== Task objective ==
Give the lines of the entries as a JSON list of strings, one string per line with blank lines left out, starting at the first line of the entries and going on through the line that contains "svg-text:SUITE: SUITE: [93, 342, 119, 351]".
________________________
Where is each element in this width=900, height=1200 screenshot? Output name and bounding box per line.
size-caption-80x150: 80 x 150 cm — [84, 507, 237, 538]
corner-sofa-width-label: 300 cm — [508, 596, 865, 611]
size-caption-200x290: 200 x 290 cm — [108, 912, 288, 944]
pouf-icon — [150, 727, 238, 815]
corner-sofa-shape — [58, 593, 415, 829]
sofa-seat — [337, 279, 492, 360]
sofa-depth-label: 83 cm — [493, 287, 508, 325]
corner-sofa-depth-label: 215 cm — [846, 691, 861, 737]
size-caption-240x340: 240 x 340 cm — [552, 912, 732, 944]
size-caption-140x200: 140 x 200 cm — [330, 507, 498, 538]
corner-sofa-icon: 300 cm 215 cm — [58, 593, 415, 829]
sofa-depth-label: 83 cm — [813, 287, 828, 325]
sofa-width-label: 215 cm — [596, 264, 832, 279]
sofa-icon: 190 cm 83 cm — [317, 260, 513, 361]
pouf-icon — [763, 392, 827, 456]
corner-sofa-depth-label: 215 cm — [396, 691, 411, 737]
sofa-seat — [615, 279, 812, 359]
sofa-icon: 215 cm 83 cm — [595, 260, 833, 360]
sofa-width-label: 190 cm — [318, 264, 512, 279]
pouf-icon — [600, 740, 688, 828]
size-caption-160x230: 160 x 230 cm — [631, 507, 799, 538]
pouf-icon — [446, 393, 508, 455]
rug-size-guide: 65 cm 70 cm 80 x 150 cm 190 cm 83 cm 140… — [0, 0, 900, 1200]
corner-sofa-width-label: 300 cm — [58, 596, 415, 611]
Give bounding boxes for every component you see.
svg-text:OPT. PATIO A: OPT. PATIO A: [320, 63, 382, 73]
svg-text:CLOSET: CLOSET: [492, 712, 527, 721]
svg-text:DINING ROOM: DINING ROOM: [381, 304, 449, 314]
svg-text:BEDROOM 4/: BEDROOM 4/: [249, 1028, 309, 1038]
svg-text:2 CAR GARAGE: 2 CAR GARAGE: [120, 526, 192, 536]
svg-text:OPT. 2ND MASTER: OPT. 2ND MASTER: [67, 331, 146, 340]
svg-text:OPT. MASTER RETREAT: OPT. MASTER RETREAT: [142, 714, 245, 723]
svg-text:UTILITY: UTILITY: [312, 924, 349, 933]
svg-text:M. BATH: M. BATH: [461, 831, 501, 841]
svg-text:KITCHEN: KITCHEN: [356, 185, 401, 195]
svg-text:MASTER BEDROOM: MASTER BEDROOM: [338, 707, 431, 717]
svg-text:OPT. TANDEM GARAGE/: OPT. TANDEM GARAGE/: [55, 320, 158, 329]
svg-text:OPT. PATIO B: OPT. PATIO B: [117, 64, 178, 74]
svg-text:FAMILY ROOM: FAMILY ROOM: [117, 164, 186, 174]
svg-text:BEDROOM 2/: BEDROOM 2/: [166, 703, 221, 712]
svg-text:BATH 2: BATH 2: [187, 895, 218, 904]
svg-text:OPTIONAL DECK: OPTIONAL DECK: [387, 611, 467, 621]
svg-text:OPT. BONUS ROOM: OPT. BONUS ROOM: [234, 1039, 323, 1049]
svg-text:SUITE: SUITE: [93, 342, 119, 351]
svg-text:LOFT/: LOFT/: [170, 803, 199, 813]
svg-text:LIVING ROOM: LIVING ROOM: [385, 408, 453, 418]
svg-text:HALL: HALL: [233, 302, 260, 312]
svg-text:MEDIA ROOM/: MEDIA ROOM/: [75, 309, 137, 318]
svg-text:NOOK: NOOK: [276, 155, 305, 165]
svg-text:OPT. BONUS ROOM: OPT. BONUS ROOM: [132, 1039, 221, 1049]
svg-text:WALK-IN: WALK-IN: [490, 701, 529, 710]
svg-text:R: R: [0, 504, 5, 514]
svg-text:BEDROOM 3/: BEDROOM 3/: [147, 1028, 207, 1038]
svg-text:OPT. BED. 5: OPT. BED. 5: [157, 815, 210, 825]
________________________
== Solution ==
[
  "Where is each element in this width=900, height=1200 screenshot? Output name and bounding box per line.",
  "size-caption-80x150: 80 x 150 cm — [84, 507, 237, 538]",
  "corner-sofa-width-label: 300 cm — [508, 596, 865, 611]",
  "size-caption-200x290: 200 x 290 cm — [108, 912, 288, 944]",
  "pouf-icon — [150, 727, 238, 815]",
  "corner-sofa-shape — [58, 593, 415, 829]",
  "sofa-seat — [337, 279, 492, 360]",
  "sofa-depth-label: 83 cm — [493, 287, 508, 325]",
  "corner-sofa-depth-label: 215 cm — [846, 691, 861, 737]",
  "size-caption-240x340: 240 x 340 cm — [552, 912, 732, 944]",
  "size-caption-140x200: 140 x 200 cm — [330, 507, 498, 538]",
  "corner-sofa-icon: 300 cm 215 cm — [58, 593, 415, 829]",
  "sofa-depth-label: 83 cm — [813, 287, 828, 325]",
  "sofa-width-label: 215 cm — [596, 264, 832, 279]",
  "sofa-icon: 190 cm 83 cm — [317, 260, 513, 361]",
  "pouf-icon — [763, 392, 827, 456]",
  "corner-sofa-depth-label: 215 cm — [396, 691, 411, 737]",
  "sofa-seat — [615, 279, 812, 359]",
  "sofa-icon: 215 cm 83 cm — [595, 260, 833, 360]",
  "sofa-width-label: 190 cm — [318, 264, 512, 279]",
  "pouf-icon — [600, 740, 688, 828]",
  "size-caption-160x230: 160 x 230 cm — [631, 507, 799, 538]",
  "pouf-icon — [446, 393, 508, 455]",
  "rug-size-guide: 65 cm 70 cm 80 x 150 cm 190 cm 83 cm 140… — [0, 0, 900, 1200]",
  "corner-sofa-width-label: 300 cm — [58, 596, 415, 611]",
  "Give bounding boxes for every component you see.",
  "svg-text:OPT. PATIO A: OPT. PATIO A: [320, 63, 382, 73]",
  "svg-text:CLOSET: CLOSET: [492, 712, 527, 721]",
  "svg-text:DINING ROOM: DINING ROOM: [381, 304, 449, 314]",
  "svg-text:BEDROOM 4/: BEDROOM 4/: [249, 1028, 309, 1038]",
  "svg-text:2 CAR GARAGE: 2 CAR GARAGE: [120, 526, 192, 536]",
  "svg-text:OPT. 2ND MASTER: OPT. 2ND MASTER: [67, 331, 146, 340]",
  "svg-text:OPT. MASTER RETREAT: OPT. MASTER RETREAT: [142, 714, 245, 723]",
  "svg-text:UTILITY: UTILITY: [312, 924, 349, 933]",
  "svg-text:M. BATH: M. BATH: [461, 831, 501, 841]",
  "svg-text:KITCHEN: KITCHEN: [356, 185, 401, 195]",
  "svg-text:MASTER BEDROOM: MASTER BEDROOM: [338, 707, 431, 717]",
  "svg-text:OPT. TANDEM GARAGE/: OPT. TANDEM GARAGE/: [55, 320, 158, 329]",
  "svg-text:OPT. PATIO B: OPT. PATIO B: [117, 64, 178, 74]",
  "svg-text:FAMILY ROOM: FAMILY ROOM: [117, 164, 186, 174]",
  "svg-text:BEDROOM 2/: BEDROOM 2/: [166, 703, 221, 712]",
  "svg-text:BATH 2: BATH 2: [187, 895, 218, 904]",
  "svg-text:OPTIONAL DECK: OPTIONAL DECK: [387, 611, 467, 621]",
  "svg-text:OPT. BONUS ROOM: OPT. BONUS ROOM: [234, 1039, 323, 1049]",
  "svg-text:SUITE: SUITE: [93, 342, 119, 351]"
]